▶ [What is needed]
Look for the word "label" in the entries below, then copy every line that has it.

[begin Material]

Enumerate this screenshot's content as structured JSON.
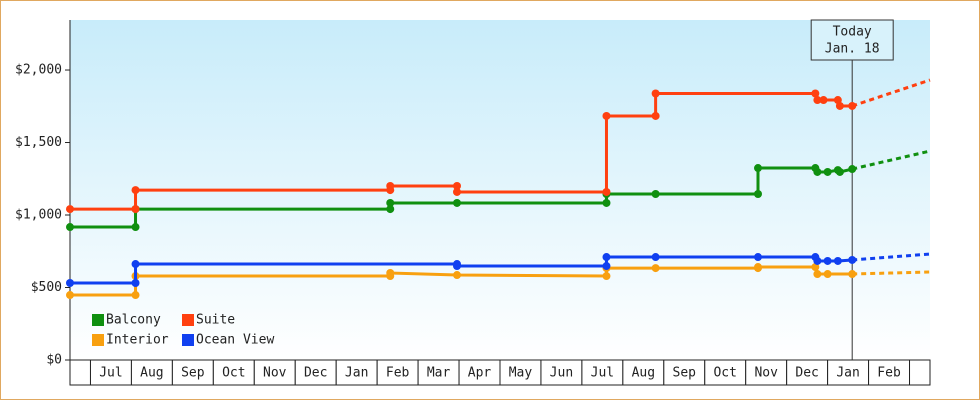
{
  "chart_data": {
    "type": "line",
    "categories": [
      "Jul",
      "Aug",
      "Sep",
      "Oct",
      "Nov",
      "Dec",
      "Jan",
      "Feb",
      "Mar",
      "Apr",
      "May",
      "Jun",
      "Jul",
      "Aug",
      "Sep",
      "Oct",
      "Nov",
      "Dec",
      "Jan",
      "Feb"
    ],
    "xlim": [
      -0.5,
      20.5
    ],
    "ylim": [
      0,
      2345
    ],
    "yticks": [
      {
        "value": 0,
        "label": "$0"
      },
      {
        "value": 500,
        "label": "$500"
      },
      {
        "value": 1000,
        "label": "$1,000"
      },
      {
        "value": 1500,
        "label": "$1,500"
      },
      {
        "value": 2000,
        "label": "$2,000"
      }
    ],
    "legend": "lower left",
    "today": {
      "x": 18.6,
      "line1": "Today",
      "line2": "Jan. 18"
    },
    "series": [
      {
        "name": "Balcony",
        "color": "#109010",
        "x": [
          -0.5,
          1.1,
          1.1,
          7.32,
          7.32,
          8.95,
          12.6,
          12.6,
          13.8,
          16.3,
          16.3,
          17.7,
          17.75,
          18.0,
          18.25,
          18.3,
          18.6
        ],
        "values": [
          917,
          917,
          1041,
          1041,
          1083,
          1083,
          1083,
          1145,
          1145,
          1145,
          1324,
          1324,
          1297,
          1297,
          1310,
          1297,
          1317
        ],
        "forecast": {
          "x": [
            18.6,
            20.5
          ],
          "values": [
            1317,
            1441
          ]
        }
      },
      {
        "name": "Suite",
        "color": "#ff4010",
        "x": [
          -0.5,
          1.1,
          1.1,
          7.32,
          7.32,
          8.95,
          8.95,
          12.6,
          12.6,
          13.8,
          13.8,
          17.7,
          17.75,
          17.9,
          18.25,
          18.3,
          18.6
        ],
        "values": [
          1041,
          1041,
          1172,
          1172,
          1200,
          1200,
          1159,
          1159,
          1683,
          1683,
          1838,
          1838,
          1793,
          1793,
          1793,
          1752,
          1752
        ],
        "forecast": {
          "x": [
            18.6,
            20.5
          ],
          "values": [
            1752,
            1931
          ]
        }
      },
      {
        "name": "Interior",
        "color": "#f8a010",
        "x": [
          -0.5,
          1.1,
          1.1,
          7.32,
          7.32,
          8.95,
          12.6,
          12.6,
          13.8,
          16.3,
          16.3,
          17.7,
          17.75,
          18.0,
          18.6
        ],
        "values": [
          448,
          448,
          579,
          579,
          600,
          586,
          579,
          634,
          634,
          634,
          641,
          641,
          593,
          593,
          593
        ],
        "forecast": {
          "x": [
            18.6,
            20.5
          ],
          "values": [
            593,
            607
          ]
        }
      },
      {
        "name": "Ocean View",
        "color": "#1040f0",
        "x": [
          -0.5,
          1.1,
          1.1,
          8.95,
          8.95,
          12.6,
          12.6,
          13.8,
          16.3,
          17.7,
          17.75,
          18.0,
          18.25,
          18.6
        ],
        "values": [
          531,
          531,
          662,
          662,
          648,
          648,
          710,
          710,
          710,
          710,
          683,
          683,
          683,
          690
        ],
        "forecast": {
          "x": [
            18.6,
            20.5
          ],
          "values": [
            690,
            731
          ]
        }
      }
    ]
  }
}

[end Material]

▶ [Correct answer]
        "label": "$0"
        "label": "$500"
        "label": "$1,000"
        "label": "$1,500"
        "label": "$2,000"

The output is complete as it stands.